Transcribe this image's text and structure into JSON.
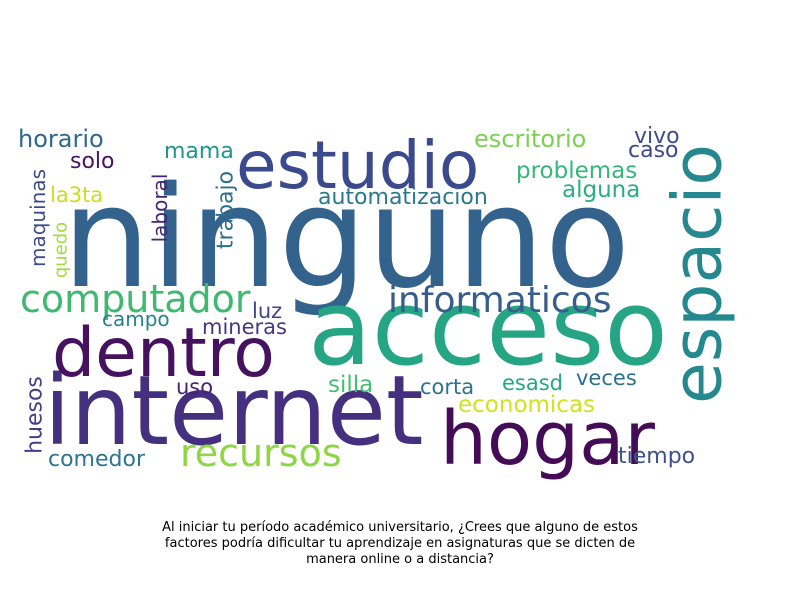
{
  "caption": "Al iniciar tu período académico universitario, ¿Crees que alguno de estos factores podría dificultar tu aprendizaje en asignaturas que se dicten de manera online o a distancia?",
  "chart_data": {
    "type": "wordcloud",
    "words": [
      {
        "text": "ninguno",
        "color": "#33628d"
      },
      {
        "text": "acceso",
        "color": "#26a584"
      },
      {
        "text": "internet",
        "color": "#45307f"
      },
      {
        "text": "hogar",
        "color": "#440b57"
      },
      {
        "text": "dentro",
        "color": "#46125f"
      },
      {
        "text": "estudio",
        "color": "#3a4a8c"
      },
      {
        "text": "espacio",
        "color": "#25888e"
      },
      {
        "text": "computador",
        "color": "#3eb96f"
      },
      {
        "text": "informaticos",
        "color": "#365d8d"
      },
      {
        "text": "recursos",
        "color": "#8fd644"
      },
      {
        "text": "escritorio",
        "color": "#7ad151"
      },
      {
        "text": "automatizacion",
        "color": "#2a788e"
      },
      {
        "text": "problemas",
        "color": "#36b77a"
      },
      {
        "text": "alguna",
        "color": "#2ab07f"
      },
      {
        "text": "horario",
        "color": "#31688e"
      },
      {
        "text": "vivo",
        "color": "#3c4f8a"
      },
      {
        "text": "caso",
        "color": "#3e4989"
      },
      {
        "text": "mama",
        "color": "#1f958b"
      },
      {
        "text": "solo",
        "color": "#471365"
      },
      {
        "text": "la3ta",
        "color": "#c8e020"
      },
      {
        "text": "maquinas",
        "color": "#3e4c8a"
      },
      {
        "text": "quedo",
        "color": "#a5db36"
      },
      {
        "text": "laboral",
        "color": "#482475"
      },
      {
        "text": "trabajo",
        "color": "#2e6e8e"
      },
      {
        "text": "luz",
        "color": "#3f4788"
      },
      {
        "text": "campo",
        "color": "#26828e"
      },
      {
        "text": "mineras",
        "color": "#453882"
      },
      {
        "text": "uso",
        "color": "#482173"
      },
      {
        "text": "silla",
        "color": "#44bf70"
      },
      {
        "text": "corta",
        "color": "#2c738e"
      },
      {
        "text": "esasd",
        "color": "#22a884"
      },
      {
        "text": "veces",
        "color": "#2d708e"
      },
      {
        "text": "economicas",
        "color": "#d2e21b"
      },
      {
        "text": "huesos",
        "color": "#423f85"
      },
      {
        "text": "comedor",
        "color": "#2b758e"
      },
      {
        "text": "tiempo",
        "color": "#3b528b"
      }
    ]
  }
}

### What to work on
Leave out the pictures and output every record above precisely as given.

### Response to this task
Transcribe this image's text and structure into JSON.
{
  "caption": "Al iniciar tu período académico universitario, ¿Crees que alguno de estos factores podría dificultar tu aprendizaje en asignaturas que se dicten de manera online o a distancia?",
  "chart_data": {
    "type": "wordcloud",
    "words": [
      {
        "text": "ninguno",
        "color": "#33628d"
      },
      {
        "text": "acceso",
        "color": "#26a584"
      },
      {
        "text": "internet",
        "color": "#45307f"
      },
      {
        "text": "hogar",
        "color": "#440b57"
      },
      {
        "text": "dentro",
        "color": "#46125f"
      },
      {
        "text": "estudio",
        "color": "#3a4a8c"
      },
      {
        "text": "espacio",
        "color": "#25888e"
      },
      {
        "text": "computador",
        "color": "#3eb96f"
      },
      {
        "text": "informaticos",
        "color": "#365d8d"
      },
      {
        "text": "recursos",
        "color": "#8fd644"
      },
      {
        "text": "escritorio",
        "color": "#7ad151"
      },
      {
        "text": "automatizacion",
        "color": "#2a788e"
      },
      {
        "text": "problemas",
        "color": "#36b77a"
      },
      {
        "text": "alguna",
        "color": "#2ab07f"
      },
      {
        "text": "horario",
        "color": "#31688e"
      },
      {
        "text": "vivo",
        "color": "#3c4f8a"
      },
      {
        "text": "caso",
        "color": "#3e4989"
      },
      {
        "text": "mama",
        "color": "#1f958b"
      },
      {
        "text": "solo",
        "color": "#471365"
      },
      {
        "text": "la3ta",
        "color": "#c8e020"
      },
      {
        "text": "maquinas",
        "color": "#3e4c8a"
      },
      {
        "text": "quedo",
        "color": "#a5db36"
      },
      {
        "text": "laboral",
        "color": "#482475"
      },
      {
        "text": "trabajo",
        "color": "#2e6e8e"
      },
      {
        "text": "luz",
        "color": "#3f4788"
      },
      {
        "text": "campo",
        "color": "#26828e"
      },
      {
        "text": "mineras",
        "color": "#453882"
      },
      {
        "text": "uso",
        "color": "#482173"
      },
      {
        "text": "silla",
        "color": "#44bf70"
      },
      {
        "text": "corta",
        "color": "#2c738e"
      },
      {
        "text": "esasd",
        "color": "#22a884"
      },
      {
        "text": "veces",
        "color": "#2d708e"
      },
      {
        "text": "economicas",
        "color": "#d2e21b"
      },
      {
        "text": "huesos",
        "color": "#423f85"
      },
      {
        "text": "comedor",
        "color": "#2b758e"
      },
      {
        "text": "tiempo",
        "color": "#3b528b"
      }
    ]
  }
}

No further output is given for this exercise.